▸ **WORK REQUIRED**:
Return each line that holds the word "population".

Data entries
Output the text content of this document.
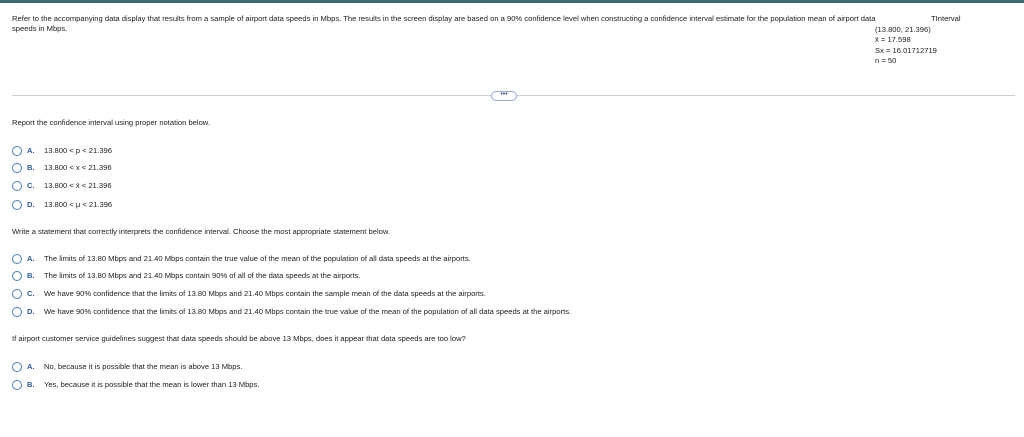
Refer to the accompanying data display that results from a sample of airport data speeds in Mbps. The results in the screen display are based on a 90% confidence level when constructing a confidence interval estimate for the population mean of airport data speeds in Mbps.
TInterval
(13.800, 21.396)
x̄ = 17.598
Sx = 16.01712719
n = 50
•••
Report the confidence interval using proper notation below.
A. 13.800 < p < 21.396
B. 13.800 < x < 21.396
C. 13.800 < x̄ < 21.396
D. 13.800 < μ < 21.396
Write a statement that correctly interprets the confidence interval. Choose the most appropriate statement below.
A. The limits of 13.80 Mbps and 21.40 Mbps contain the true value of the mean of the population of all data speeds at the airports.
B. The limits of 13.80 Mbps and 21.40 Mbps contain 90% of all of the data speeds at the airports.
C. We have 90% confidence that the limits of 13.80 Mbps and 21.40 Mbps contain the sample mean of the data speeds at the airports.
D. We have 90% confidence that the limits of 13.80 Mbps and 21.40 Mbps contain the true value of the mean of the population of all data speeds at the airports.
If airport customer service guidelines suggest that data speeds should be above 13 Mbps, does it appear that data speeds are too low?
A. No, because it is possible that the mean is above 13 Mbps.
B. Yes, because it is possible that the mean is lower than 13 Mbps.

▸ **ANSWER TO THE PROBLEM**:
Refer to the accompanying data display that results from a sample of airport data speeds in Mbps. The results in the screen display are based on a 90% confidence level when constructing a confidence interval estimate for the population mean of airport data speeds in Mbps.
A. The limits of 13.80 Mbps and 21.40 Mbps contain the true value of the mean of the population of all data speeds at the airports.
D. We have 90% confidence that the limits of 13.80 Mbps and 21.40 Mbps contain the true value of the mean of the population of all data speeds at the airports.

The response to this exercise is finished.